Data entries:
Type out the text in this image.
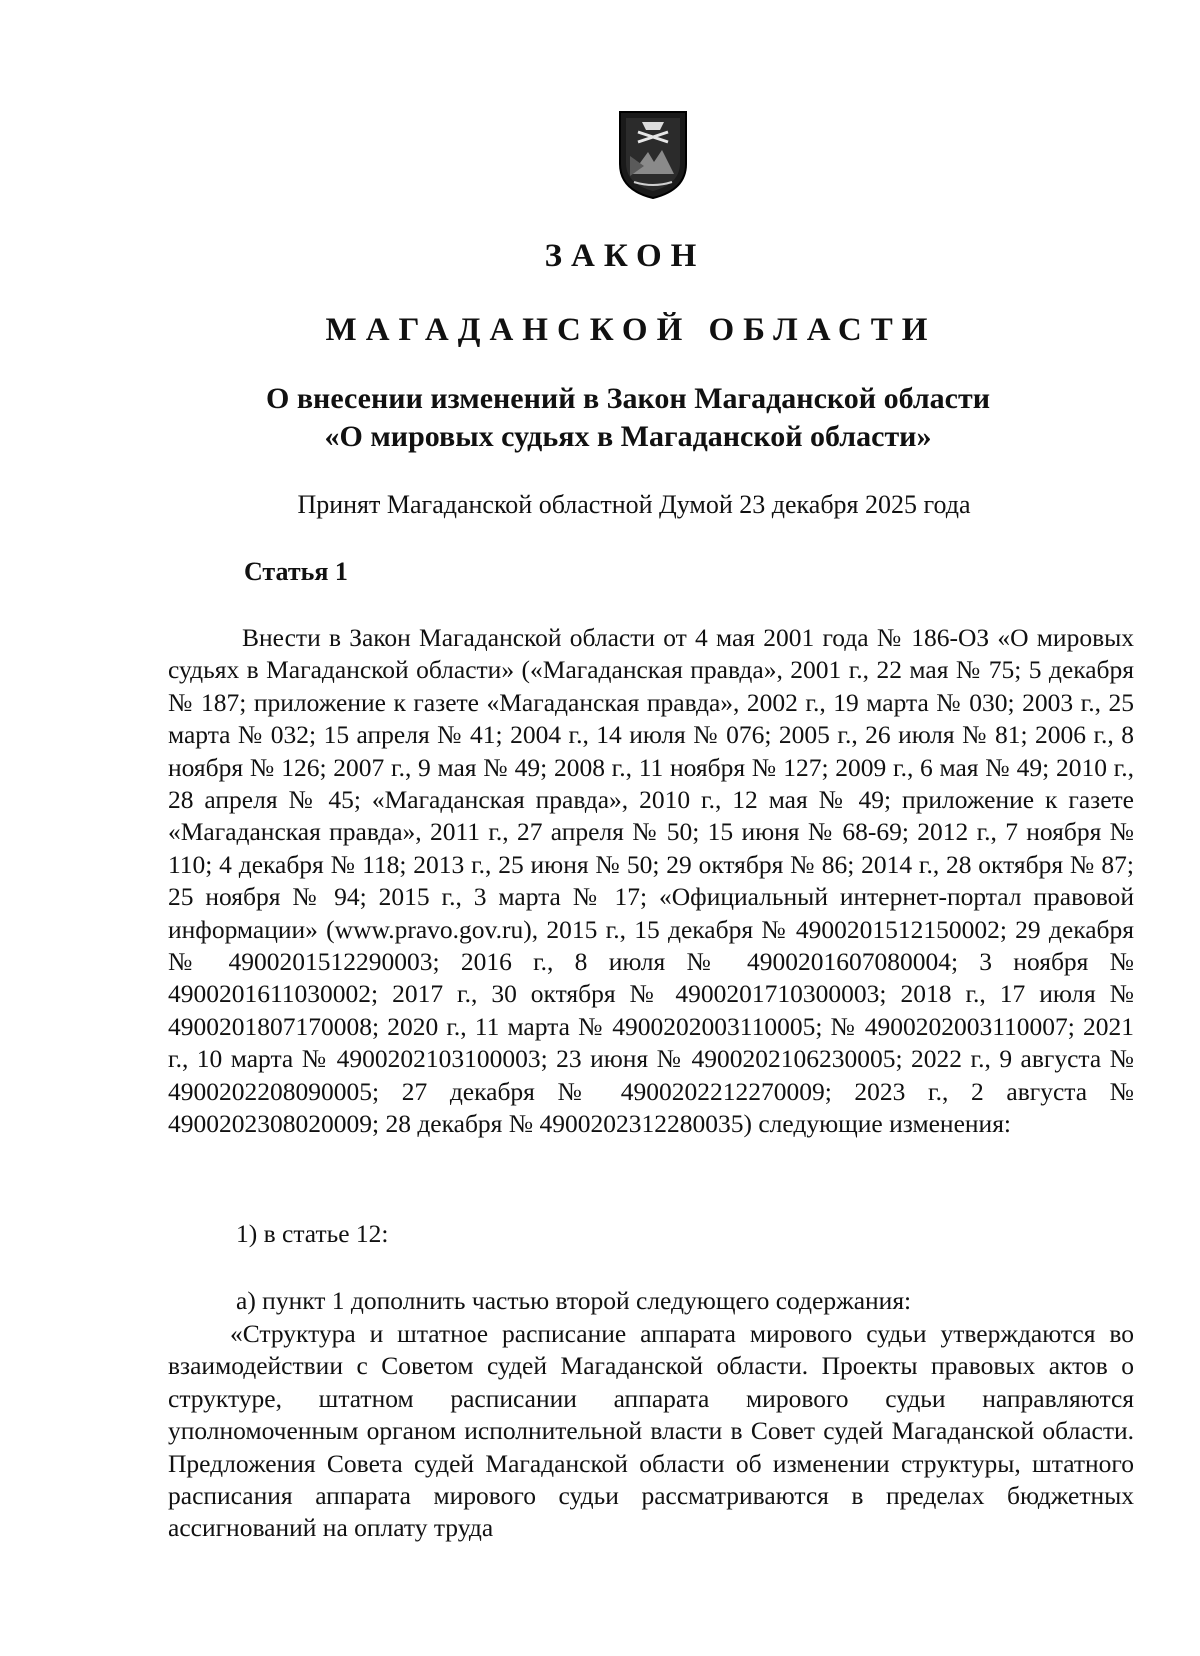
ЗАКОН
МАГАДАНСКОЙ ОБЛАСТИ
О внесении изменений в Закон Магаданской области
«О мировых судьях в Магаданской области»
Принят Магаданской областной Думой 23 декабря 2025 года
Статья 1
Внести в Закон Магаданской области от 4 мая 2001 года № 186-ОЗ «О мировых судьях в Магаданской области» («Магаданская правда», 2001 г., 22 мая № 75; 5 декабря № 187; приложение к газете «Магаданская правда», 2002 г., 19 марта № 030; 2003 г., 25 марта № 032; 15 апреля № 41; 2004 г., 14 июля № 076; 2005 г., 26 июля № 81; 2006 г., 8 ноября № 126; 2007 г., 9 мая № 49; 2008 г., 11 ноября № 127; 2009 г., 6 мая № 49; 2010 г., 28 апреля № 45; «Магаданская правда», 2010 г., 12 мая № 49; приложение к газете «Магаданская правда», 2011 г., 27 апреля № 50; 15 июня № 68-69; 2012 г., 7 ноября № 110; 4 декабря № 118; 2013 г., 25 июня № 50; 29 октября № 86; 2014 г., 28 октября № 87; 25 ноября № 94; 2015 г., 3 марта № 17; «Официальный интернет-портал правовой информации» (www.pravo.gov.ru), 2015 г., 15 декабря № 4900201512150002; 29 декабря № 4900201512290003; 2016 г., 8 июля № 4900201607080004; 3 ноября № 4900201611030002; 2017 г., 30 октября № 4900201710300003; 2018 г., 17 июля № 4900201807170008; 2020 г., 11 марта № 4900202003110005; № 4900202003110007; 2021 г., 10 марта № 4900202103100003; 23 июня № 4900202106230005; 2022 г., 9 августа № 4900202208090005; 27 декабря № 4900202212270009; 2023 г., 2 августа № 4900202308020009; 28 декабря № 4900202312280035) следующие изменения:
1) в статье 12:
а) пункт 1 дополнить частью второй следующего содержания:
«Структура и штатное расписание аппарата мирового судьи утверждаются во взаимодействии с Советом судей Магаданской области. Проекты правовых актов о структуре, штатном расписании аппарата мирового судьи направляются уполномоченным органом исполнительной власти в Совет судей Магаданской области. Предложения Совета судей Магаданской области об изменении структуры, штатного расписания аппарата мирового судьи рассматриваются в пределах бюджетных ассигнований на оплату труда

» STATED GOAL
Transcribe the listing in full. Omit the pictures and keep every line exact.

» EXERCISE SOLUTION
Type out the text in this image.
ЗАКОН
МАГАДАНСКОЙ ОБЛАСТИ
О внесении изменений в Закон Магаданской области
«О мировых судьях в Магаданской области»
Принят Магаданской областной Думой 23 декабря 2025 года
Статья 1
Внести в Закон Магаданской области от 4 мая 2001 года № 186-ОЗ «О мировых судьях в Магаданской области» («Магаданская правда», 2001 г., 22 мая № 75; 5 декабря № 187; приложение к газете «Магаданская правда», 2002 г., 19 марта № 030; 2003 г., 25 марта № 032; 15 апреля № 41; 2004 г., 14 июля № 076; 2005 г., 26 июля № 81; 2006 г., 8 ноября № 126; 2007 г., 9 мая № 49; 2008 г., 11 ноября № 127; 2009 г., 6 мая № 49; 2010 г., 28 апреля № 45; «Магаданская правда», 2010 г., 12 мая № 49; приложение к газете «Магаданская правда», 2011 г., 27 апреля № 50; 15 июня № 68-69; 2012 г., 7 ноября № 110; 4 декабря № 118; 2013 г., 25 июня № 50; 29 октября № 86; 2014 г., 28 октября № 87; 25 ноября № 94; 2015 г., 3 марта № 17; «Официальный интернет-портал правовой информации» (www.pravo.gov.ru), 2015 г., 15 декабря № 4900201512150002; 29 декабря № 4900201512290003; 2016 г., 8 июля № 4900201607080004; 3 ноября № 4900201611030002; 2017 г., 30 октября № 4900201710300003; 2018 г., 17 июля № 4900201807170008; 2020 г., 11 марта № 4900202003110005; № 4900202003110007; 2021 г., 10 марта № 4900202103100003; 23 июня № 4900202106230005; 2022 г., 9 августа № 4900202208090005; 27 декабря № 4900202212270009; 2023 г., 2 августа № 4900202308020009; 28 декабря № 4900202312280035) следующие изменения:
1) в статье 12:
а) пункт 1 дополнить частью второй следующего содержания:
«Структура и штатное расписание аппарата мирового судьи утверждаются во взаимодействии с Советом судей Магаданской области. Проекты правовых актов о структуре, штатном расписании аппарата мирового судьи направляются уполномоченным органом исполнительной власти в Совет судей Магаданской области. Предложения Совета судей Магаданской области об изменении структуры, штатного расписания аппарата мирового судьи рассматриваются в пределах бюджетных ассигнований на оплату труда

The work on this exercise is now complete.